SELECTED EXTRACT —
"""

Crate/confine when you can't watch....no freedom in any room until the potty training is done.

Patience: the pup will not have bladder control until about 6 months of age.


----------



## forbin (Jan 25, 2010)

I had this exact same issue until Tuesday of last week (pup was 10.5 weeks then) when I started a strict schedule with the crate. Only one accident since! Prior to that, despite really close supervision, I felt like we were losing control of the house training process. 

Generally, I keep him in the crate for one to two hours at a time then let him out, take him outside to eliminate, praise heavily, then play for 30 minutes to an hour (the longer times for when we're outside walking or playing), the last chance to potty after play, then back in the crate. When I'm at work an no one else is around he goes in the play pen (with his crate in there as an option) in the morning, then let out at noon, then back in for the remainder of the work day. I put paper in the play pen so he has a place to go and he does use it. I know it's a setback on the house training but it's the only real option because I don't want to crate him for four hours at a time. 

Pretty standard crate training stuff though...

Good luck.


----------



## spotmaxdog (Mar 1, 2010)

"""

PROVIDED DATA —
"""

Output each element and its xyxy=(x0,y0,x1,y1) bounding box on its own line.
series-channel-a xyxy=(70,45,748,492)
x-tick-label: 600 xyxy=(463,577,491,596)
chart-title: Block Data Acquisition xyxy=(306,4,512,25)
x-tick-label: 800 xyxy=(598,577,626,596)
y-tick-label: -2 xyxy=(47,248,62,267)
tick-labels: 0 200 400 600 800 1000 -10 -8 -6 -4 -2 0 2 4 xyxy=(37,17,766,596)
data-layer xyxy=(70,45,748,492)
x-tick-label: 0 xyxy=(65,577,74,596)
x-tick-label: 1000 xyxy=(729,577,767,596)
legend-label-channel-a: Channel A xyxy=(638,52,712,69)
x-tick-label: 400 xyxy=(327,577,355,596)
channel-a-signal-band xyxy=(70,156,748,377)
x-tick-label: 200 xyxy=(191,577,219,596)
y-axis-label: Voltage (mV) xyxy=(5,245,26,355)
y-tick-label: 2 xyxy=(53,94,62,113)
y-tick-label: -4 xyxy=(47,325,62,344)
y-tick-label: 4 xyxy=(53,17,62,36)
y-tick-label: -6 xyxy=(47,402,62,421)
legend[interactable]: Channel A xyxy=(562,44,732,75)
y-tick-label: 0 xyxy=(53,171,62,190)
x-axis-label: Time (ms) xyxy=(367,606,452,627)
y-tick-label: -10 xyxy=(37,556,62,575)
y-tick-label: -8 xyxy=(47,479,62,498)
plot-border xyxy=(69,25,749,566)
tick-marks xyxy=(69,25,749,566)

"""

SET EXERCISE A — Swap "Voltage" for "Potential" throughout the entries and reproduce them with nothing else altered.
SET EXERCISE B — Extend the puppy house-training thread past its final line.
The entries have no connection to the puppy house-training thread.

WRITTEN ANSWER A —
Output each element and its xyxy=(x0,y0,x1,y1) bounding box on its own line.
series-channel-a xyxy=(70,45,748,492)
x-tick-label: 600 xyxy=(463,577,491,596)
chart-title: Block Data Acquisition xyxy=(306,4,512,25)
x-tick-label: 800 xyxy=(598,577,626,596)
y-tick-label: -2 xyxy=(47,248,62,267)
tick-labels: 0 200 400 600 800 1000 -10 -8 -6 -4 -2 0 2 4 xyxy=(37,17,766,596)
data-layer xyxy=(70,45,748,492)
x-tick-label: 0 xyxy=(65,577,74,596)
x-tick-label: 1000 xyxy=(729,577,767,596)
legend-label-channel-a: Channel A xyxy=(638,52,712,69)
x-tick-label: 400 xyxy=(327,577,355,596)
channel-a-signal-band xyxy=(70,156,748,377)
x-tick-label: 200 xyxy=(191,577,219,596)
y-axis-label: Potential (mV) xyxy=(5,245,26,355)
y-tick-label: 2 xyxy=(53,94,62,113)
y-tick-label: -4 xyxy=(47,325,62,344)
y-tick-label: 4 xyxy=(53,17,62,36)
y-tick-label: -6 xyxy=(47,402,62,421)
legend[interactable]: Channel A xyxy=(562,44,732,75)
y-tick-label: 0 xyxy=(53,171,62,190)
x-axis-label: Time (ms) xyxy=(367,606,452,627)
y-tick-label: -10 xyxy=(37,556,62,575)
y-tick-label: -8 xyxy=(47,479,62,498)
plot-border xyxy=(69,25,749,566)
tick-marks xyxy=(69,25,749,566)

WRITTEN ANSWER B —
Another question about the puppy. Should I intervene in her playfighting with my older female? They get pretty into it with them flying at each other and usually with lots of really loud barking and teeth clicking. Molly (the pup) always winds up pinned to the ground with the other dog at her throat, but she's never been hurt and seems to even enjoy it (she initiates it). 

Is this something that I need to stop, or is this just normal puppy behavior that's healthy?


----------



## TooneyDogs (Aug 6, 2007)

The play is usually rough, tumble and noisy....all normal. The pup is practicing the life skilll of chase, pounce, take downs, 'kills/bites', bite inhibition, dominance and submission. All crucial lessons and the older dogs do a better job of teaching than we can.


----------



## poopy (Feb 25, 2010)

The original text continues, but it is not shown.